Gather each line of the records where "kadar" appears.
----
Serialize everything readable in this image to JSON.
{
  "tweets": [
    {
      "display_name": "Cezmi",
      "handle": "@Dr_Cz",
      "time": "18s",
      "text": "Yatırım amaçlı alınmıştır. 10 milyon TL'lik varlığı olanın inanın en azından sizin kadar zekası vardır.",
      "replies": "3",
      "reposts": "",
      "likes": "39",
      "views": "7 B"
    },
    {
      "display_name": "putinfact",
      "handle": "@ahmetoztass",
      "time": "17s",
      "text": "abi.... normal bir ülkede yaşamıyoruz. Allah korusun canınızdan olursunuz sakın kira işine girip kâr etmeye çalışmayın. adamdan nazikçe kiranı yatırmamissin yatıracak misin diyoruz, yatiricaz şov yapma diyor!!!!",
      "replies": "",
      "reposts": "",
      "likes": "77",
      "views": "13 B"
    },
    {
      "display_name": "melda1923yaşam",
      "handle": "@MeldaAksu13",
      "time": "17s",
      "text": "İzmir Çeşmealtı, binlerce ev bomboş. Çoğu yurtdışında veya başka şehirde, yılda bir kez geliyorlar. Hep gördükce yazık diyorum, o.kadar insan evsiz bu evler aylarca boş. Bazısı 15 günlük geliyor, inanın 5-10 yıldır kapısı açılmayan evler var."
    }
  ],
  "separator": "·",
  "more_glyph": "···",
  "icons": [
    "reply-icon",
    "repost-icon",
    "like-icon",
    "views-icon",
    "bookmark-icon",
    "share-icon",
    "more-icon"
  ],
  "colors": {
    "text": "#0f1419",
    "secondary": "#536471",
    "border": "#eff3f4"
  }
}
----
Result for this task:
      "text": "Yatırım amaçlı alınmıştır. 10 milyon TL'lik varlığı olanın inanın en azından sizin kadar zekası vardır.",
      "text": "İzmir Çeşmealtı, binlerce ev bomboş. Çoğu yurtdışında veya başka şehirde, yılda bir kez geliyorlar. Hep gördükce yazık diyorum, o.kadar insan evsiz bu evler aylarca boş. Bazısı 15 günlük geliyor, inanın 5-10 yıldır kapısı açılmayan evler var."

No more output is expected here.